**Dataset extract:**
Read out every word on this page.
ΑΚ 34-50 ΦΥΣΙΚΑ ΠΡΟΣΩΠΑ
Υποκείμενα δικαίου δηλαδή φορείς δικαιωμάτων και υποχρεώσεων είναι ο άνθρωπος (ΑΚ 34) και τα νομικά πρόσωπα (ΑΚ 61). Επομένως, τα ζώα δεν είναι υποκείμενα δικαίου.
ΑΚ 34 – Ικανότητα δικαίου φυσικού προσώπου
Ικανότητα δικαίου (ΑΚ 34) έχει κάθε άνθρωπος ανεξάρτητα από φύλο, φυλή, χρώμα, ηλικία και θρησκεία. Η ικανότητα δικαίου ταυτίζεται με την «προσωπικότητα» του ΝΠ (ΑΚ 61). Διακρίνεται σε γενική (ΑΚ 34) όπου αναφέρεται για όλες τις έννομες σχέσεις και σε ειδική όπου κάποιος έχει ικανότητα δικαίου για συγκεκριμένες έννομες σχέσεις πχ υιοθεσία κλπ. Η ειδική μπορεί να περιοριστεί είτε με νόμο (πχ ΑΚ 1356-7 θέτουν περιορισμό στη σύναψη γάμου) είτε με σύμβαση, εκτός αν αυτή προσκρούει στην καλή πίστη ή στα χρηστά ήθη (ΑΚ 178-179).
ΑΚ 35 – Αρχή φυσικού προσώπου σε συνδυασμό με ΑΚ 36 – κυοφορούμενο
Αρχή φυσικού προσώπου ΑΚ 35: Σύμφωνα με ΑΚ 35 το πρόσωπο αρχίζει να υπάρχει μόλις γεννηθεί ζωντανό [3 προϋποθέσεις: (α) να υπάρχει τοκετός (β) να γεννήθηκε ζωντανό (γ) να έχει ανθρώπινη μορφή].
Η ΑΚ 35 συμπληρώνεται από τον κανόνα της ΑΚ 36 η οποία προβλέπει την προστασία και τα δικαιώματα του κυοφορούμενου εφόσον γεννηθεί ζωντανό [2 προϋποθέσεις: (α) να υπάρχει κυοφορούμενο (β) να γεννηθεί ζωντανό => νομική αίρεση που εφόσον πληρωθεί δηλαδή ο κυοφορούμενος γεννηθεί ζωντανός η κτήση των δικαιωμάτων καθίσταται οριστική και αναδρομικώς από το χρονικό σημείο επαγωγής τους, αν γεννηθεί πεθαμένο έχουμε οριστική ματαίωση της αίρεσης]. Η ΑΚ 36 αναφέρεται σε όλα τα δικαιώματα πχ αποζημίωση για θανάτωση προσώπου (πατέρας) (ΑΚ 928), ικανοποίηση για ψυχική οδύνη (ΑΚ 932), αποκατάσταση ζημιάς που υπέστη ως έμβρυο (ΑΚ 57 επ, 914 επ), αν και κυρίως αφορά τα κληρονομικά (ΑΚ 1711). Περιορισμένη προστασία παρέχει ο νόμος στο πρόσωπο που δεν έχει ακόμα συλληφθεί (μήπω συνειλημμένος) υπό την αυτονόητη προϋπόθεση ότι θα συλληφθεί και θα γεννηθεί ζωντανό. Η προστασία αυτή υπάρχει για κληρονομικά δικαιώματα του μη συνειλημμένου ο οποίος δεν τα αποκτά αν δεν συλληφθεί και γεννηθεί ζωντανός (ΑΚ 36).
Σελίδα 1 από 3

**Exercise brief:** Faithfully reproduce all of the records, character for character.

**Exercise output:**
Read out every word on this page.
ΑΚ 34-50 ΦΥΣΙΚΑ ΠΡΟΣΩΠΑ
Υποκείμενα δικαίου δηλαδή φορείς δικαιωμάτων και υποχρεώσεων είναι ο άνθρωπος (ΑΚ 34) και τα νομικά πρόσωπα (ΑΚ 61). Επομένως, τα ζώα δεν είναι υποκείμενα δικαίου.
ΑΚ 34 – Ικανότητα δικαίου φυσικού προσώπου
Ικανότητα δικαίου (ΑΚ 34) έχει κάθε άνθρωπος ανεξάρτητα από φύλο, φυλή, χρώμα, ηλικία και θρησκεία. Η ικανότητα δικαίου ταυτίζεται με την «προσωπικότητα» του ΝΠ (ΑΚ 61). Διακρίνεται σε γενική (ΑΚ 34) όπου αναφέρεται για όλες τις έννομες σχέσεις και σε ειδική όπου κάποιος έχει ικανότητα δικαίου για συγκεκριμένες έννομες σχέσεις πχ υιοθεσία κλπ. Η ειδική μπορεί να περιοριστεί είτε με νόμο (πχ ΑΚ 1356-7 θέτουν περιορισμό στη σύναψη γάμου) είτε με σύμβαση, εκτός αν αυτή προσκρούει στην καλή πίστη ή στα χρηστά ήθη (ΑΚ 178-179).
ΑΚ 35 – Αρχή φυσικού προσώπου σε συνδυασμό με ΑΚ 36 – κυοφορούμενο
Αρχή φυσικού προσώπου ΑΚ 35: Σύμφωνα με ΑΚ 35 το πρόσωπο αρχίζει να υπάρχει μόλις γεννηθεί ζωντανό [3 προϋποθέσεις: (α) να υπάρχει τοκετός (β) να γεννήθηκε ζωντανό (γ) να έχει ανθρώπινη μορφή].
Η ΑΚ 35 συμπληρώνεται από τον κανόνα της ΑΚ 36 η οποία προβλέπει την προστασία και τα δικαιώματα του κυοφορούμενου εφόσον γεννηθεί ζωντανό [2 προϋποθέσεις: (α) να υπάρχει κυοφορούμενο (β) να γεννηθεί ζωντανό => νομική αίρεση που εφόσον πληρωθεί δηλαδή ο κυοφορούμενος γεννηθεί ζωντανός η κτήση των δικαιωμάτων καθίσταται οριστική και αναδρομικώς από το χρονικό σημείο επαγωγής τους, αν γεννηθεί πεθαμένο έχουμε οριστική ματαίωση της αίρεσης]. Η ΑΚ 36 αναφέρεται σε όλα τα δικαιώματα πχ αποζημίωση για θανάτωση προσώπου (πατέρας) (ΑΚ 928), ικανοποίηση για ψυχική οδύνη (ΑΚ 932), αποκατάσταση ζημιάς που υπέστη ως έμβρυο (ΑΚ 57 επ, 914 επ), αν και κυρίως αφορά τα κληρονομικά (ΑΚ 1711). Περιορισμένη προστασία παρέχει ο νόμος στο πρόσωπο που δεν έχει ακόμα συλληφθεί (μήπω συνειλημμένος) υπό την αυτονόητη προϋπόθεση ότι θα συλληφθεί και θα γεννηθεί ζωντανό. Η προστασία αυτή υπάρχει για κληρονομικά δικαιώματα του μη συνειλημμένου ο οποίος δεν τα αποκτά αν δεν συλληφθεί και γεννηθεί ζωντανός (ΑΚ 36).
Σελίδα 1 από 3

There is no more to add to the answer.